> [DO THIS]: Quote every entry word for word.

> [GIVEN DATA]:
.....
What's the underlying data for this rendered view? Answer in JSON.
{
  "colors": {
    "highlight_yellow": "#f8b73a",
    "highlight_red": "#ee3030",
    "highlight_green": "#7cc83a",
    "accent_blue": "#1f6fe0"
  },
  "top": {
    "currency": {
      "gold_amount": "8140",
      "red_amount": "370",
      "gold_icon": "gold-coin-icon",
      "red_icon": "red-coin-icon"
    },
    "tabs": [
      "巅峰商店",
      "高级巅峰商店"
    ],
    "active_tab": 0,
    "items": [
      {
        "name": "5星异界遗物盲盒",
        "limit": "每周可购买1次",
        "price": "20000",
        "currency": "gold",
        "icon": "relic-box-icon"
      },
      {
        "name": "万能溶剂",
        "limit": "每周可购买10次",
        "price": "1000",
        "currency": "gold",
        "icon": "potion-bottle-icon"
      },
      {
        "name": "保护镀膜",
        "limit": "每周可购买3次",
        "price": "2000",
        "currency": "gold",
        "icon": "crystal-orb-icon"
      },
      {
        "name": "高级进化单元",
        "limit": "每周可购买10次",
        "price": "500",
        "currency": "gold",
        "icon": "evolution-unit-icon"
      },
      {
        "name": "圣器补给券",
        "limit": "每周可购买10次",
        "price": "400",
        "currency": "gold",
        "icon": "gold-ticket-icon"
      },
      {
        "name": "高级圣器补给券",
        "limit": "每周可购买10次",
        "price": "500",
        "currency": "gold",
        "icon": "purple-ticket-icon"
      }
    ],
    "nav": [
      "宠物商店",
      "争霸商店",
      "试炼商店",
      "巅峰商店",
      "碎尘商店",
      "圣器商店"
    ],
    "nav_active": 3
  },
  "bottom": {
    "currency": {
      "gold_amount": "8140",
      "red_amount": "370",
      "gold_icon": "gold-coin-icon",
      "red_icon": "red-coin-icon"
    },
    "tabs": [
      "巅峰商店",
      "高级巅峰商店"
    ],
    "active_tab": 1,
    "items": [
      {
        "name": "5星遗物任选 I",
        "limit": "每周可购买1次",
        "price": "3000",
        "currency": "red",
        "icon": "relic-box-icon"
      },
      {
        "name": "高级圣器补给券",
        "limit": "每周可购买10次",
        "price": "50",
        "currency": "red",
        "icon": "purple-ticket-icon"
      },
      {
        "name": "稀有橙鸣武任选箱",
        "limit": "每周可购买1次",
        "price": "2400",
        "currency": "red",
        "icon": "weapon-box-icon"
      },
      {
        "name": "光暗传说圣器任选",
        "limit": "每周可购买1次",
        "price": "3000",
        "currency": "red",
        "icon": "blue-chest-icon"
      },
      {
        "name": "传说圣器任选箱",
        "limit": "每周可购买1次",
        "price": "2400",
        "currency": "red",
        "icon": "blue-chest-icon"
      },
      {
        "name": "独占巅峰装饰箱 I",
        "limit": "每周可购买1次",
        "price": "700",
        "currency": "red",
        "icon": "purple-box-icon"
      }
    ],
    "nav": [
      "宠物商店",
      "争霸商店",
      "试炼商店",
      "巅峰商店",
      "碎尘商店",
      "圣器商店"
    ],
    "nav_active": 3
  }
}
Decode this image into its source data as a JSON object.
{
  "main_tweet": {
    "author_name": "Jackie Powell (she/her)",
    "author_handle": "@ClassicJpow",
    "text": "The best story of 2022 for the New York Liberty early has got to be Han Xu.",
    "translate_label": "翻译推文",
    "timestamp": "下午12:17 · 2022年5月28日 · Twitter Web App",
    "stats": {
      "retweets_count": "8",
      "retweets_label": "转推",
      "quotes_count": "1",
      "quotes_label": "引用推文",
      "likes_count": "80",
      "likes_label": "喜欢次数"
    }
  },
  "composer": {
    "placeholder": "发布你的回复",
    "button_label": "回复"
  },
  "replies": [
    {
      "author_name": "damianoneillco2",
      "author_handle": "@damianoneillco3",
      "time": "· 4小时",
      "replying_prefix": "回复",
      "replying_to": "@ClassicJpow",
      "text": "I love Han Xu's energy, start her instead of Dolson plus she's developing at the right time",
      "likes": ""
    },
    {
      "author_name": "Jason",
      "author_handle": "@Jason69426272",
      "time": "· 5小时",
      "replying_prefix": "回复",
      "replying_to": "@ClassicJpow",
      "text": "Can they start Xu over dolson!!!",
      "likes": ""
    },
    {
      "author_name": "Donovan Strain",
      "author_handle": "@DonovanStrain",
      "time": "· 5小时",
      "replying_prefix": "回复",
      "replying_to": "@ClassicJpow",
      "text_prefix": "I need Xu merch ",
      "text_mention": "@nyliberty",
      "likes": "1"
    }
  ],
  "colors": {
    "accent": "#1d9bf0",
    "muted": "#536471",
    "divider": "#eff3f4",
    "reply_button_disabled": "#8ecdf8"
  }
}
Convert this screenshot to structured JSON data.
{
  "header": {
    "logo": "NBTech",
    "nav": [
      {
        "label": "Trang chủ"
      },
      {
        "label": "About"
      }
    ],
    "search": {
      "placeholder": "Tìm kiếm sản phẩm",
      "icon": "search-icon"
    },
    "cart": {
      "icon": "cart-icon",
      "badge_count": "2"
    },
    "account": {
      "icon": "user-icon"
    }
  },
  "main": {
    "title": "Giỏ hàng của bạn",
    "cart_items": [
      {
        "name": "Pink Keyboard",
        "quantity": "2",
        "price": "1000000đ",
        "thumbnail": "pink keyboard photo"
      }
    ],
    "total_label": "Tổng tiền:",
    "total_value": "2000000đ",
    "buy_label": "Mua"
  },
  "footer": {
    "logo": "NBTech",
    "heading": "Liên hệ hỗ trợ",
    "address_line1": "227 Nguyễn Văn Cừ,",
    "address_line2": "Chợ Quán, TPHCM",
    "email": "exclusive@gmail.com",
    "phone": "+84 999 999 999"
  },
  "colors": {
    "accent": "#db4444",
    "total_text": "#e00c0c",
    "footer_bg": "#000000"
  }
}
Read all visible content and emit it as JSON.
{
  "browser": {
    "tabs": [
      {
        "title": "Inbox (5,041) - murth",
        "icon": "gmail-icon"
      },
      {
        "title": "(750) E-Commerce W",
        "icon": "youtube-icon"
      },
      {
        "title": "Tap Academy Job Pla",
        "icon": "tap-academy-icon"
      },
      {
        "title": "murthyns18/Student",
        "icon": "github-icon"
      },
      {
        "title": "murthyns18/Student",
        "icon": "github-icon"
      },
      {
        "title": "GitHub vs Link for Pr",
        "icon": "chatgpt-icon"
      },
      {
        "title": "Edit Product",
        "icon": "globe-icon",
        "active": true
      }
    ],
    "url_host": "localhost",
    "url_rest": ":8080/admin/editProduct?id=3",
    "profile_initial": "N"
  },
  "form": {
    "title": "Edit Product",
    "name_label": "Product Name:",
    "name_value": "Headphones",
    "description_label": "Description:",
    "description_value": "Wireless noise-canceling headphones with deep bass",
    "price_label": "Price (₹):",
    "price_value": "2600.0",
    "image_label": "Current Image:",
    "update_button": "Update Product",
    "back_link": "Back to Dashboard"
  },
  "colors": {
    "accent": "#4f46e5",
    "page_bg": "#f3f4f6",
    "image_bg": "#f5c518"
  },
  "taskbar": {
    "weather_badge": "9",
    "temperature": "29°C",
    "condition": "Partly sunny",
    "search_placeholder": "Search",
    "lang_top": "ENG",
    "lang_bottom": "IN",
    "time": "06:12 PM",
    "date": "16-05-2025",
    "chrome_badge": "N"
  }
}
.....
> [TASK OUTPUT]:
What's the underlying data for this rendered view? Answer in JSON.
{
  "colors": {
    "highlight_yellow": "#f8b73a",
    "highlight_red": "#ee3030",
    "highlight_green": "#7cc83a",
    "accent_blue": "#1f6fe0"
  },
  "top": {
    "currency": {
      "gold_amount": "8140",
      "red_amount": "370",
      "gold_icon": "gold-coin-icon",
      "red_icon": "red-coin-icon"
    },
    "tabs": [
      "巅峰商店",
      "高级巅峰商店"
    ],
    "active_tab": 0,
    "items": [
      {
        "name": "5星异界遗物盲盒",
        "limit": "每周可购买1次",
        "price": "20000",
        "currency": "gold",
        "icon": "relic-box-icon"
      },
      {
        "name": "万能溶剂",
        "limit": "每周可购买10次",
        "price": "1000",
        "currency": "gold",
        "icon": "potion-bottle-icon"
      },
      {
        "name": "保护镀膜",
        "limit": "每周可购买3次",
        "price": "2000",
        "currency": "gold",
        "icon": "crystal-orb-icon"
      },
      {
        "name": "高级进化单元",
        "limit": "每周可购买10次",
        "price": "500",
        "currency": "gold",
        "icon": "evolution-unit-icon"
      },
      {
        "name": "圣器补给券",
        "limit": "每周可购买10次",
        "price": "400",
        "currency": "gold",
        "icon": "gold-ticket-icon"
      },
      {
        "name": "高级圣器补给券",
        "limit": "每周可购买10次",
        "price": "500",
        "currency": "gold",
        "icon": "purple-ticket-icon"
      }
    ],
    "nav": [
      "宠物商店",
      "争霸商店",
      "试炼商店",
      "巅峰商店",
      "碎尘商店",
      "圣器商店"
    ],
    "nav_active": 3
  },
  "bottom": {
    "currency": {
      "gold_amount": "8140",
      "red_amount": "370",
      "gold_icon": "gold-coin-icon",
      "red_icon": "red-coin-icon"
    },
    "tabs": [
      "巅峰商店",
      "高级巅峰商店"
    ],
    "active_tab": 1,
    "items": [
      {
        "name": "5星遗物任选 I",
        "limit": "每周可购买1次",
        "price": "3000",
        "currency": "red",
        "icon": "relic-box-icon"
      },
      {
        "name": "高级圣器补给券",
        "limit": "每周可购买10次",
        "price": "50",
        "currency": "red",
        "icon": "purple-ticket-icon"
      },
      {
        "name": "稀有橙鸣武任选箱",
        "limit": "每周可购买1次",
        "price": "2400",
        "currency": "red",
        "icon": "weapon-box-icon"
      },
      {
        "name": "光暗传说圣器任选",
        "limit": "每周可购买1次",
        "price": "3000",
        "currency": "red",
        "icon": "blue-chest-icon"
      },
      {
        "name": "传说圣器任选箱",
        "limit": "每周可购买1次",
        "price": "2400",
        "currency": "red",
        "icon": "blue-chest-icon"
      },
      {
        "name": "独占巅峰装饰箱 I",
        "limit": "每周可购买1次",
        "price": "700",
        "currency": "red",
        "icon": "purple-box-icon"
      }
    ],
    "nav": [
      "宠物商店",
      "争霸商店",
      "试炼商店",
      "巅峰商店",
      "碎尘商店",
      "圣器商店"
    ],
    "nav_active": 3
  }
}
Decode this image into its source data as a JSON object.
{
  "main_tweet": {
    "author_name": "Jackie Powell (she/her)",
    "author_handle": "@ClassicJpow",
    "text": "The best story of 2022 for the New York Liberty early has got to be Han Xu.",
    "translate_label": "翻译推文",
    "timestamp": "下午12:17 · 2022年5月28日 · Twitter Web App",
    "stats": {
      "retweets_count": "8",
      "retweets_label": "转推",
      "quotes_count": "1",
      "quotes_label": "引用推文",
      "likes_count": "80",
      "likes_label": "喜欢次数"
    }
  },
  "composer": {
    "placeholder": "发布你的回复",
    "button_label": "回复"
  },
  "replies": [
    {
      "author_name": "damianoneillco2",
      "author_handle": "@damianoneillco3",
      "time": "· 4小时",
      "replying_prefix": "回复",
      "replying_to": "@ClassicJpow",
      "text": "I love Han Xu's energy, start her instead of Dolson plus she's developing at the right time",
      "likes": ""
    },
    {
      "author_name": "Jason",
      "author_handle": "@Jason69426272",
      "time": "· 5小时",
      "replying_prefix": "回复",
      "replying_to": "@ClassicJpow",
      "text": "Can they start Xu over dolson!!!",
      "likes": ""
    },
    {
      "author_name": "Donovan Strain",
      "author_handle": "@DonovanStrain",
      "time": "· 5小时",
      "replying_prefix": "回复",
      "replying_to": "@ClassicJpow",
      "text_prefix": "I need Xu merch ",
      "text_mention": "@nyliberty",
      "likes": "1"
    }
  ],
  "colors": {
    "accent": "#1d9bf0",
    "muted": "#536471",
    "divider": "#eff3f4",
    "reply_button_disabled": "#8ecdf8"
  }
}
Convert this screenshot to structured JSON data.
{
  "header": {
    "logo": "NBTech",
    "nav": [
      {
        "label": "Trang chủ"
      },
      {
        "label": "About"
      }
    ],
    "search": {
      "placeholder": "Tìm kiếm sản phẩm",
      "icon": "search-icon"
    },
    "cart": {
      "icon": "cart-icon",
      "badge_count": "2"
    },
    "account": {
      "icon": "user-icon"
    }
  },
  "main": {
    "title": "Giỏ hàng của bạn",
    "cart_items": [
      {
        "name": "Pink Keyboard",
        "quantity": "2",
        "price": "1000000đ",
        "thumbnail": "pink keyboard photo"
      }
    ],
    "total_label": "Tổng tiền:",
    "total_value": "2000000đ",
    "buy_label": "Mua"
  },
  "footer": {
    "logo": "NBTech",
    "heading": "Liên hệ hỗ trợ",
    "address_line1": "227 Nguyễn Văn Cừ,",
    "address_line2": "Chợ Quán, TPHCM",
    "email": "exclusive@gmail.com",
    "phone": "+84 999 999 999"
  },
  "colors": {
    "accent": "#db4444",
    "total_text": "#e00c0c",
    "footer_bg": "#000000"
  }
}
Read all visible content and emit it as JSON.
{
  "browser": {
    "tabs": [
      {
        "title": "Inbox (5,041) - murth",
        "icon": "gmail-icon"
      },
      {
        "title": "(750) E-Commerce W",
        "icon": "youtube-icon"
      },
      {
        "title": "Tap Academy Job Pla",
        "icon": "tap-academy-icon"
      },
      {
        "title": "murthyns18/Student",
        "icon": "github-icon"
      },
      {
        "title": "murthyns18/Student",
        "icon": "github-icon"
      },
      {
        "title": "GitHub vs Link for Pr",
        "icon": "chatgpt-icon"
      },
      {
        "title": "Edit Product",
        "icon": "globe-icon",
        "active": true
      }
    ],
    "url_host": "localhost",
    "url_rest": ":8080/admin/editProduct?id=3",
    "profile_initial": "N"
  },
  "form": {
    "title": "Edit Product",
    "name_label": "Product Name:",
    "name_value": "Headphones",
    "description_label": "Description:",
    "description_value": "Wireless noise-canceling headphones with deep bass",
    "price_label": "Price (₹):",
    "price_value": "2600.0",
    "image_label": "Current Image:",
    "update_button": "Update Product",
    "back_link": "Back to Dashboard"
  },
  "colors": {
    "accent": "#4f46e5",
    "page_bg": "#f3f4f6",
    "image_bg": "#f5c518"
  },
  "taskbar": {
    "weather_badge": "9",
    "temperature": "29°C",
    "condition": "Partly sunny",
    "search_placeholder": "Search",
    "lang_top": "ENG",
    "lang_bottom": "IN",
    "time": "06:12 PM",
    "date": "16-05-2025",
    "chrome_badge": "N"
  }
}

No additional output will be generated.